#### [Task description]
Reproduce all of the listing below without alteration.

+ + +

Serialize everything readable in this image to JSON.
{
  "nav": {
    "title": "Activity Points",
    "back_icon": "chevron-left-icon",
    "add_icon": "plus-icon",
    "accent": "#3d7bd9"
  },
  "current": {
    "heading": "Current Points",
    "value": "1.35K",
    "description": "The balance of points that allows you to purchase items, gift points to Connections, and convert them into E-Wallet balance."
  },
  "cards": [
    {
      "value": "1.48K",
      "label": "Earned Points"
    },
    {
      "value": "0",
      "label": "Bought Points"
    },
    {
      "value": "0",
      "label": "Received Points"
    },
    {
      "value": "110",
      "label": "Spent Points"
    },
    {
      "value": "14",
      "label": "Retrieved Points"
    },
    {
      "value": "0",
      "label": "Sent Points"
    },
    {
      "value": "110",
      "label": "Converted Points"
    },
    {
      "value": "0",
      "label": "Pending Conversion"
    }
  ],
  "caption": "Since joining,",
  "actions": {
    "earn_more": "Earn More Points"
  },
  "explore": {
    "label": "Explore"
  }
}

+ + +

#### [Task result]
Serialize everything readable in this image to JSON.
{
  "nav": {
    "title": "Activity Points",
    "back_icon": "chevron-left-icon",
    "add_icon": "plus-icon",
    "accent": "#3d7bd9"
  },
  "current": {
    "heading": "Current Points",
    "value": "1.35K",
    "description": "The balance of points that allows you to purchase items, gift points to Connections, and convert them into E-Wallet balance."
  },
  "cards": [
    {
      "value": "1.48K",
      "label": "Earned Points"
    },
    {
      "value": "0",
      "label": "Bought Points"
    },
    {
      "value": "0",
      "label": "Received Points"
    },
    {
      "value": "110",
      "label": "Spent Points"
    },
    {
      "value": "14",
      "label": "Retrieved Points"
    },
    {
      "value": "0",
      "label": "Sent Points"
    },
    {
      "value": "110",
      "label": "Converted Points"
    },
    {
      "value": "0",
      "label": "Pending Conversion"
    }
  ],
  "caption": "Since joining,",
  "actions": {
    "earn_more": "Earn More Points"
  },
  "explore": {
    "label": "Explore"
  }
}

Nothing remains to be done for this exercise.